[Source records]
= = = =

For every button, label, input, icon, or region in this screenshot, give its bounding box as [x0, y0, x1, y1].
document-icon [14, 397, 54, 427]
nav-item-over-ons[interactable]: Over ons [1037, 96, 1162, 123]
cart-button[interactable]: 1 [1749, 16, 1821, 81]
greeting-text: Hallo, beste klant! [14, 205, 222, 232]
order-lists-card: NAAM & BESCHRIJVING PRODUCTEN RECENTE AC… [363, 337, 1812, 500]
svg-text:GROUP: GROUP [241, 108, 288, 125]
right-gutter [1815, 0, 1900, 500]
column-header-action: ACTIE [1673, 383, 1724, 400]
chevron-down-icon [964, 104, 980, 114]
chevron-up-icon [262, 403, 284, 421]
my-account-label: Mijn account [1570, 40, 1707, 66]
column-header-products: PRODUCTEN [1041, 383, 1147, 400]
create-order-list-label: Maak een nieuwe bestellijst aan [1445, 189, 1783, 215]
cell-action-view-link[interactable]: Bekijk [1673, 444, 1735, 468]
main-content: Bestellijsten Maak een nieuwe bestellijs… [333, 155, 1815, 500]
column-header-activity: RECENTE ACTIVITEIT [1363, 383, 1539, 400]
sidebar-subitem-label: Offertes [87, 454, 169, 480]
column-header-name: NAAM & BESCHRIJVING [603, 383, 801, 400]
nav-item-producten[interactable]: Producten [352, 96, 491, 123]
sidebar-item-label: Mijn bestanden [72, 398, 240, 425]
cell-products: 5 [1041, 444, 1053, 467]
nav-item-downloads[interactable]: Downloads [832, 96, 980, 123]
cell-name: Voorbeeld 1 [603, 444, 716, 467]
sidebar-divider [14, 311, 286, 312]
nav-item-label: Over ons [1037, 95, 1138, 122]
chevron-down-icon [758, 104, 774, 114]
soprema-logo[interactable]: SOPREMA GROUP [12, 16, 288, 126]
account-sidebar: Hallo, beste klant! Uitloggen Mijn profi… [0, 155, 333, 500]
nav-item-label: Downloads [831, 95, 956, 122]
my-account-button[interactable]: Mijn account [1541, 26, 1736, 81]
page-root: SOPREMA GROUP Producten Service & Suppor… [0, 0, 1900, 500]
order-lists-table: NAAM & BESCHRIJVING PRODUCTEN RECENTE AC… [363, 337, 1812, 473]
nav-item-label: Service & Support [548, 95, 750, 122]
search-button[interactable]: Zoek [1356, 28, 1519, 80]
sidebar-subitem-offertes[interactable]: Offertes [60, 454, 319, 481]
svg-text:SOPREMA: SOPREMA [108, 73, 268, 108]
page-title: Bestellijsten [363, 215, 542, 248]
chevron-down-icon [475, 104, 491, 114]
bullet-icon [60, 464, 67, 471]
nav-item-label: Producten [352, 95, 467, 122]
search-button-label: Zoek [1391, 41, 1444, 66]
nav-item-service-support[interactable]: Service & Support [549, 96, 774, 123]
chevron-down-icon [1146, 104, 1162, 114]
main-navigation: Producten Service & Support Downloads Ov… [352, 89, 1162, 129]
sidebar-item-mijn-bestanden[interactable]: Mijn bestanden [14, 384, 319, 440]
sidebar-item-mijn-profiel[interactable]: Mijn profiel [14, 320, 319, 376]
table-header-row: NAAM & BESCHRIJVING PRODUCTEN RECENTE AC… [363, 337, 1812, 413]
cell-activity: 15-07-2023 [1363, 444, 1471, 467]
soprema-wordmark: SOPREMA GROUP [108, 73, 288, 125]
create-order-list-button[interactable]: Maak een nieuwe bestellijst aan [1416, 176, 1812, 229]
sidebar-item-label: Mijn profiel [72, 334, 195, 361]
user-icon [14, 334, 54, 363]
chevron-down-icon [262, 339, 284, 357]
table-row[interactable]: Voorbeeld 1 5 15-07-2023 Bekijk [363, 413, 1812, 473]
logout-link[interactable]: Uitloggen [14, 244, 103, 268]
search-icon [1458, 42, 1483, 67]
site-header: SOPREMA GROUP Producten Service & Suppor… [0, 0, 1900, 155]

= = = =

▶ [To do] Set out every line of the material above as a numbered list, skipping any blank lines.

▶ [Expected answer]
1. For every button, label, input, icon, or region in this screenshot, give its bounding box as [x0, y0, x1, y1].
2. document-icon [14, 397, 54, 427]
3. nav-item-over-ons[interactable]: Over ons [1037, 96, 1162, 123]
4. cart-button[interactable]: 1 [1749, 16, 1821, 81]
5. greeting-text: Hallo, beste klant! [14, 205, 222, 232]
6. order-lists-card: NAAM & BESCHRIJVING PRODUCTEN RECENTE AC… [363, 337, 1812, 500]
7. svg-text:GROUP: GROUP [241, 108, 288, 125]
8. right-gutter [1815, 0, 1900, 500]
9. column-header-action: ACTIE [1673, 383, 1724, 400]
10. chevron-down-icon [964, 104, 980, 114]
11. chevron-up-icon [262, 403, 284, 421]
12. my-account-label: Mijn account [1570, 40, 1707, 66]
13. column-header-products: PRODUCTEN [1041, 383, 1147, 400]
14. create-order-list-label: Maak een nieuwe bestellijst aan [1445, 189, 1783, 215]
15. cell-action-view-link[interactable]: Bekijk [1673, 444, 1735, 468]
16. main-content: Bestellijsten Maak een nieuwe bestellijs… [333, 155, 1815, 500]
17. column-header-activity: RECENTE ACTIVITEIT [1363, 383, 1539, 400]
18. sidebar-subitem-label: Offertes [87, 454, 169, 480]
19. column-header-name: NAAM & BESCHRIJVING [603, 383, 801, 400]
20. nav-item-producten[interactable]: Producten [352, 96, 491, 123]
21. sidebar-item-label: Mijn bestanden [72, 398, 240, 425]
22. cell-products: 5 [1041, 444, 1053, 467]
23. nav-item-downloads[interactable]: Downloads [832, 96, 980, 123]
24. cell-name: Voorbeeld 1 [603, 444, 716, 467]
25. sidebar-divider [14, 311, 286, 312]
26. nav-item-label: Over ons [1037, 95, 1138, 122]
27. chevron-down-icon [758, 104, 774, 114]
28. soprema-logo[interactable]: SOPREMA GROUP [12, 16, 288, 126]
29. account-sidebar: Hallo, beste klant! Uitloggen Mijn profi… [0, 155, 333, 500]
30. nav-item-label: Downloads [831, 95, 956, 122]
31. my-account-button[interactable]: Mijn account [1541, 26, 1736, 81]
32. page-root: SOPREMA GROUP Producten Service & Suppor… [0, 0, 1900, 500]
33. order-lists-table: NAAM & BESCHRIJVING PRODUCTEN RECENTE AC… [363, 337, 1812, 473]
34. nav-item-label: Service & Support [548, 95, 750, 122]
35. search-button[interactable]: Zoek [1356, 28, 1519, 80]
36. sidebar-subitem-offertes[interactable]: Offertes [60, 454, 319, 481]
37. svg-text:SOPREMA: SOPREMA [108, 73, 268, 108]
38. page-title: Bestellijsten [363, 215, 542, 248]
39. chevron-down-icon [475, 104, 491, 114]
40. bullet-icon [60, 464, 67, 471]
41. nav-item-label: Producten [352, 95, 467, 122]
42. search-button-label: Zoek [1391, 41, 1444, 66]
43. nav-item-service-support[interactable]: Service & Support [549, 96, 774, 123]
44. chevron-down-icon [1146, 104, 1162, 114]
45. main-navigation: Producten Service & Support Downloads Ov… [352, 89, 1162, 129]
46. sidebar-item-mijn-bestanden[interactable]: Mijn bestanden [14, 384, 319, 440]
47. sidebar-item-mijn-profiel[interactable]: Mijn profiel [14, 320, 319, 376]
48. table-header-row: NAAM & BESCHRIJVING PRODUCTEN RECENTE AC… [363, 337, 1812, 413]
49. cell-activity: 15-07-2023 [1363, 444, 1471, 467]
50. soprema-wordmark: SOPREMA GROUP [108, 73, 288, 125]
51. create-order-list-button[interactable]: Maak een nieuwe bestellijst aan [1416, 176, 1812, 229]
52. sidebar-item-label: Mijn profiel [72, 334, 195, 361]
53. user-icon [14, 334, 54, 363]
54. chevron-down-icon [262, 339, 284, 357]
55. table-row[interactable]: Voorbeeld 1 5 15-07-2023 Bekijk [363, 413, 1812, 473]
56. logout-link[interactable]: Uitloggen [14, 244, 103, 268]
57. search-icon [1458, 42, 1483, 67]
58. site-header: SOPREMA GROUP Producten Service & Suppor… [0, 0, 1900, 155]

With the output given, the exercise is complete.